Problem description »
Copy out every line of the material below word for word, keeping each line as it stands.

── Source records ──

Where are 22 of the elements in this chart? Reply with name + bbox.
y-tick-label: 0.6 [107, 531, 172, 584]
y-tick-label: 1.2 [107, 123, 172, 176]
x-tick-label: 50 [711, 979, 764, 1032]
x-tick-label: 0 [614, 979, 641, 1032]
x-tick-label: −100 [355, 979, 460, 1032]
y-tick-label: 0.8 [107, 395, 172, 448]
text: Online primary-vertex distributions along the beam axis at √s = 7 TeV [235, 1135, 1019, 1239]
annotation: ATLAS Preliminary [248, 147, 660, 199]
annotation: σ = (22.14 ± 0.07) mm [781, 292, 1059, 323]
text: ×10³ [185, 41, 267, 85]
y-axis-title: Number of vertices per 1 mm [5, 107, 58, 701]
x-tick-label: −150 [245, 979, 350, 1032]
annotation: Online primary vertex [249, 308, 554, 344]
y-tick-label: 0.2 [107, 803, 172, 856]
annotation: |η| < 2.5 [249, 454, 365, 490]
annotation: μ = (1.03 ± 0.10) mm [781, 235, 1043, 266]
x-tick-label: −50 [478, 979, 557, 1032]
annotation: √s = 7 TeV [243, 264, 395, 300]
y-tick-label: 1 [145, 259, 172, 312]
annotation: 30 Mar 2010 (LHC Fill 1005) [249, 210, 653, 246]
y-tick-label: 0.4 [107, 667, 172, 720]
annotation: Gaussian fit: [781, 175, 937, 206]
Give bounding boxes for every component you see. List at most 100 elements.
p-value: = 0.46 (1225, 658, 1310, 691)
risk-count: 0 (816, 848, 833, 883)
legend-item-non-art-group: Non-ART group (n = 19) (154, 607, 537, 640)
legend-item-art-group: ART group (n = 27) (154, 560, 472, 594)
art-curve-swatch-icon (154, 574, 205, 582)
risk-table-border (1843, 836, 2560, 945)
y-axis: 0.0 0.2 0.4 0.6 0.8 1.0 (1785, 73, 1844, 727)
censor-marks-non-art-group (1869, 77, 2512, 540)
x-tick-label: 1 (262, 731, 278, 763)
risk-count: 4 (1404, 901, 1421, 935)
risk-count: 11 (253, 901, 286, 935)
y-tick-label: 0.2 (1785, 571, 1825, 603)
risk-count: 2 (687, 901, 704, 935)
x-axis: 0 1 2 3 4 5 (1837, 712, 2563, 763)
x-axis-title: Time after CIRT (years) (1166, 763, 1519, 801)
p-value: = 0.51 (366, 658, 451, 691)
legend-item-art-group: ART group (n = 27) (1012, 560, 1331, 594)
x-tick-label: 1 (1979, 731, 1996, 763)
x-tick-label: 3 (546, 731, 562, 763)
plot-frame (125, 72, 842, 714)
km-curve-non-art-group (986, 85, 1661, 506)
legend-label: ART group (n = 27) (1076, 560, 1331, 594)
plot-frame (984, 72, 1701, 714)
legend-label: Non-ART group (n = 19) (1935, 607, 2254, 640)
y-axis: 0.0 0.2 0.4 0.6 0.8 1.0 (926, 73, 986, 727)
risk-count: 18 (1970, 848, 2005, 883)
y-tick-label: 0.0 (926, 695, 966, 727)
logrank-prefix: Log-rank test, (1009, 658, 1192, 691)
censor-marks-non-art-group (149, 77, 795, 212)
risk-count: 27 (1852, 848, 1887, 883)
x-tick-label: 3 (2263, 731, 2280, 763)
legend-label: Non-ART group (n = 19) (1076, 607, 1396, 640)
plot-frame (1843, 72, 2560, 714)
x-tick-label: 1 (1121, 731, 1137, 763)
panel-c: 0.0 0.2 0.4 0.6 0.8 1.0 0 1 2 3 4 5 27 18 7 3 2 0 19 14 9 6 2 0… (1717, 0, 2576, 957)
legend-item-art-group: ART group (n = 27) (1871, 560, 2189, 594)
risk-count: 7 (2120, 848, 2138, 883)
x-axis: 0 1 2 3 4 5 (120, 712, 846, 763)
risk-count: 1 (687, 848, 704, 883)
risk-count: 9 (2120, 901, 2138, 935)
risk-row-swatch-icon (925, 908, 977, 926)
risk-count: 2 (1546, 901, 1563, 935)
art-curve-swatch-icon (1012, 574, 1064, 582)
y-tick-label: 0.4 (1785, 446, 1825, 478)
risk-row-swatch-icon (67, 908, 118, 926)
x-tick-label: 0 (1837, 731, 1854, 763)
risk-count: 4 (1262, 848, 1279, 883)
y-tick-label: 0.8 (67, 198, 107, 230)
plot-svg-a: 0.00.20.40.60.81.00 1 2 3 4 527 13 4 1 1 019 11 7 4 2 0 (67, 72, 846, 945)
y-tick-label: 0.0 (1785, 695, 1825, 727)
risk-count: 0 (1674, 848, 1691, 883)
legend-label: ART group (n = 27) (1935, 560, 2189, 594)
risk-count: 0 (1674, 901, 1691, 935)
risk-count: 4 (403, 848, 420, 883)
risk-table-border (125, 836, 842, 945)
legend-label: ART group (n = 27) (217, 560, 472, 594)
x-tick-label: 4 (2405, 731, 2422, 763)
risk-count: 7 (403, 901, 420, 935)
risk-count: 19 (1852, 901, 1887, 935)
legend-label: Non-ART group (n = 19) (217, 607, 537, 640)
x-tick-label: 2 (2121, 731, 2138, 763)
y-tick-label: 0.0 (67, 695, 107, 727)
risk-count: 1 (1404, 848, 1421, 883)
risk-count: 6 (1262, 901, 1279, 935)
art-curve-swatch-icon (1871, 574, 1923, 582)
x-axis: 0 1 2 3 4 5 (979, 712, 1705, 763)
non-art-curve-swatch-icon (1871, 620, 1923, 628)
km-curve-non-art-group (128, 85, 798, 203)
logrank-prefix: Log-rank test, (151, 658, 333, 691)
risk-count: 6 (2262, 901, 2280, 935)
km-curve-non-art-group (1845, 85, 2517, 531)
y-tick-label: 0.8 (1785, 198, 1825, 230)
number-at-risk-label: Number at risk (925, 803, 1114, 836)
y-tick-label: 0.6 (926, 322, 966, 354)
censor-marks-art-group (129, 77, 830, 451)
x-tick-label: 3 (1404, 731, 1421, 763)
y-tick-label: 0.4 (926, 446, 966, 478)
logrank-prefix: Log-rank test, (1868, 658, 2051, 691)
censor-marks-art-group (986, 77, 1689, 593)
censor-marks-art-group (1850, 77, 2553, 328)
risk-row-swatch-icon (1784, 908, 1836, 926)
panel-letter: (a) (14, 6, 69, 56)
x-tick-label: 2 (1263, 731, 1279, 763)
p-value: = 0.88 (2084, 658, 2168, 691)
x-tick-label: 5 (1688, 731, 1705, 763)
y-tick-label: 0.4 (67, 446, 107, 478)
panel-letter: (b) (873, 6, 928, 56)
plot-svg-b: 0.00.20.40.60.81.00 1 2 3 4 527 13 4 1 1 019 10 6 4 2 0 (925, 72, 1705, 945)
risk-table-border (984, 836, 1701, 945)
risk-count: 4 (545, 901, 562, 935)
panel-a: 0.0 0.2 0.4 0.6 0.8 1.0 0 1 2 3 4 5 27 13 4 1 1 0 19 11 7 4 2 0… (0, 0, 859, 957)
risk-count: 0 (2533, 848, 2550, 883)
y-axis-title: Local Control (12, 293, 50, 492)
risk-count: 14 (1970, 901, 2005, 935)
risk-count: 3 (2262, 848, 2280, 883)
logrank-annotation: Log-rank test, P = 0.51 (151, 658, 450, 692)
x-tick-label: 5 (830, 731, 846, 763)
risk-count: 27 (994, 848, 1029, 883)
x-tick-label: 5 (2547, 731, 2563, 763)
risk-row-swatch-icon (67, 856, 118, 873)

───

Reply to the task »
Where are 22 of the elements in this chart? Reply with name + bbox.
y-tick-label: 0.6 [107, 531, 172, 584]
y-tick-label: 1.2 [107, 123, 172, 176]
x-tick-label: 50 [711, 979, 764, 1032]
x-tick-label: 0 [614, 979, 641, 1032]
x-tick-label: −100 [355, 979, 460, 1032]
y-tick-label: 0.8 [107, 395, 172, 448]
text: Online primary-vertex distributions along the beam axis at √s = 7 TeV [235, 1135, 1019, 1239]
annotation: ATLAS Preliminary [248, 147, 660, 199]
annotation: σ = (22.14 ± 0.07) mm [781, 292, 1059, 323]
text: ×10³ [185, 41, 267, 85]
y-axis-title: Number of vertices per 1 mm [5, 107, 58, 701]
x-tick-label: −150 [245, 979, 350, 1032]
annotation: Online primary vertex [249, 308, 554, 344]
y-tick-label: 0.2 [107, 803, 172, 856]
annotation: |η| < 2.5 [249, 454, 365, 490]
annotation: μ = (1.03 ± 0.10) mm [781, 235, 1043, 266]
x-tick-label: −50 [478, 979, 557, 1032]
annotation: √s = 7 TeV [243, 264, 395, 300]
y-tick-label: 1 [145, 259, 172, 312]
annotation: 30 Mar 2010 (LHC Fill 1005) [249, 210, 653, 246]
y-tick-label: 0.4 [107, 667, 172, 720]
annotation: Gaussian fit: [781, 175, 937, 206]
Give bounding boxes for every component you see. List at most 100 elements.
p-value: = 0.46 (1225, 658, 1310, 691)
risk-count: 0 (816, 848, 833, 883)
legend-item-non-art-group: Non-ART group (n = 19) (154, 607, 537, 640)
legend-item-art-group: ART group (n = 27) (154, 560, 472, 594)
art-curve-swatch-icon (154, 574, 205, 582)
risk-table-border (1843, 836, 2560, 945)
y-axis: 0.0 0.2 0.4 0.6 0.8 1.0 (1785, 73, 1844, 727)
censor-marks-non-art-group (1869, 77, 2512, 540)
x-tick-label: 1 (262, 731, 278, 763)
risk-count: 4 (1404, 901, 1421, 935)
risk-count: 11 (253, 901, 286, 935)
y-tick-label: 0.2 (1785, 571, 1825, 603)
risk-count: 2 (687, 901, 704, 935)
x-axis: 0 1 2 3 4 5 (1837, 712, 2563, 763)
x-axis-title: Time after CIRT (years) (1166, 763, 1519, 801)
p-value: = 0.51 (366, 658, 451, 691)
legend-item-art-group: ART group (n = 27) (1012, 560, 1331, 594)
x-tick-label: 1 (1979, 731, 1996, 763)
x-tick-label: 3 (546, 731, 562, 763)
plot-frame (125, 72, 842, 714)
km-curve-non-art-group (986, 85, 1661, 506)
legend-label: ART group (n = 27) (1076, 560, 1331, 594)
plot-frame (984, 72, 1701, 714)
legend-label: Non-ART group (n = 19) (1935, 607, 2254, 640)
y-axis: 0.0 0.2 0.4 0.6 0.8 1.0 (926, 73, 986, 727)
risk-count: 18 (1970, 848, 2005, 883)
y-tick-label: 0.0 (926, 695, 966, 727)
logrank-prefix: Log-rank test, (1009, 658, 1192, 691)
censor-marks-non-art-group (149, 77, 795, 212)
risk-count: 27 (1852, 848, 1887, 883)
x-tick-label: 3 (2263, 731, 2280, 763)
legend-label: Non-ART group (n = 19) (1076, 607, 1396, 640)
plot-frame (1843, 72, 2560, 714)
x-tick-label: 1 (1121, 731, 1137, 763)
panel-c: 0.0 0.2 0.4 0.6 0.8 1.0 0 1 2 3 4 5 27 18 7 3 2 0 19 14 9 6 2 0… (1717, 0, 2576, 957)
legend-item-art-group: ART group (n = 27) (1871, 560, 2189, 594)
risk-count: 7 (2120, 848, 2138, 883)
x-axis: 0 1 2 3 4 5 (120, 712, 846, 763)
risk-count: 1 (687, 848, 704, 883)
risk-count: 9 (2120, 901, 2138, 935)
risk-row-swatch-icon (925, 908, 977, 926)
risk-count: 2 (1546, 901, 1563, 935)
art-curve-swatch-icon (1012, 574, 1064, 582)
y-tick-label: 0.4 (1785, 446, 1825, 478)
risk-row-swatch-icon (67, 908, 118, 926)
x-tick-label: 0 (1837, 731, 1854, 763)
risk-count: 4 (1262, 848, 1279, 883)
y-tick-label: 0.8 (67, 198, 107, 230)
plot-svg-a: 0.00.20.40.60.81.00 1 2 3 4 527 13 4 1 1 019 11 7 4 2 0 (67, 72, 846, 945)
y-tick-label: 0.0 (1785, 695, 1825, 727)
risk-count: 0 (1674, 848, 1691, 883)
legend-label: ART group (n = 27) (1935, 560, 2189, 594)
risk-count: 0 (1674, 901, 1691, 935)
risk-count: 4 (403, 848, 420, 883)
risk-table-border (125, 836, 842, 945)
legend-label: ART group (n = 27) (217, 560, 472, 594)
x-tick-label: 4 (2405, 731, 2422, 763)
risk-count: 7 (403, 901, 420, 935)
risk-count: 19 (1852, 901, 1887, 935)
legend-label: Non-ART group (n = 19) (217, 607, 537, 640)
x-tick-label: 2 (2121, 731, 2138, 763)
y-tick-label: 0.0 (67, 695, 107, 727)
risk-count: 1 (1404, 848, 1421, 883)
risk-count: 6 (1262, 901, 1279, 935)
art-curve-swatch-icon (1871, 574, 1923, 582)
x-axis: 0 1 2 3 4 5 (979, 712, 1705, 763)
non-art-curve-swatch-icon (1871, 620, 1923, 628)
km-curve-non-art-group (128, 85, 798, 203)
logrank-prefix: Log-rank test, (151, 658, 333, 691)
risk-count: 6 (2262, 901, 2280, 935)
km-curve-non-art-group (1845, 85, 2517, 531)
y-tick-label: 0.8 (1785, 198, 1825, 230)
number-at-risk-label: Number at risk (925, 803, 1114, 836)
y-tick-label: 0.6 (926, 322, 966, 354)
censor-marks-art-group (129, 77, 830, 451)
x-tick-label: 3 (1404, 731, 1421, 763)
y-tick-label: 0.4 (926, 446, 966, 478)
logrank-prefix: Log-rank test, (1868, 658, 2051, 691)
censor-marks-art-group (986, 77, 1689, 593)
censor-marks-art-group (1850, 77, 2553, 328)
risk-row-swatch-icon (1784, 908, 1836, 926)
panel-letter: (a) (14, 6, 69, 56)
x-tick-label: 2 (1263, 731, 1279, 763)
p-value: = 0.88 (2084, 658, 2168, 691)
x-tick-label: 5 (1688, 731, 1705, 763)
y-tick-label: 0.4 (67, 446, 107, 478)
panel-letter: (b) (873, 6, 928, 56)
plot-svg-b: 0.00.20.40.60.81.00 1 2 3 4 527 13 4 1 1 019 10 6 4 2 0 (925, 72, 1705, 945)
risk-table-border (984, 836, 1701, 945)
risk-count: 4 (545, 901, 562, 935)
panel-a: 0.0 0.2 0.4 0.6 0.8 1.0 0 1 2 3 4 5 27 13 4 1 1 0 19 11 7 4 2 0… (0, 0, 859, 957)
risk-count: 0 (2533, 848, 2550, 883)
y-axis-title: Local Control (12, 293, 50, 492)
risk-count: 14 (1970, 901, 2005, 935)
risk-count: 3 (2262, 848, 2280, 883)
logrank-annotation: Log-rank test, P = 0.51 (151, 658, 450, 692)
x-tick-label: 5 (830, 731, 846, 763)
risk-count: 27 (994, 848, 1029, 883)
x-tick-label: 5 (2547, 731, 2563, 763)
risk-row-swatch-icon (67, 856, 118, 873)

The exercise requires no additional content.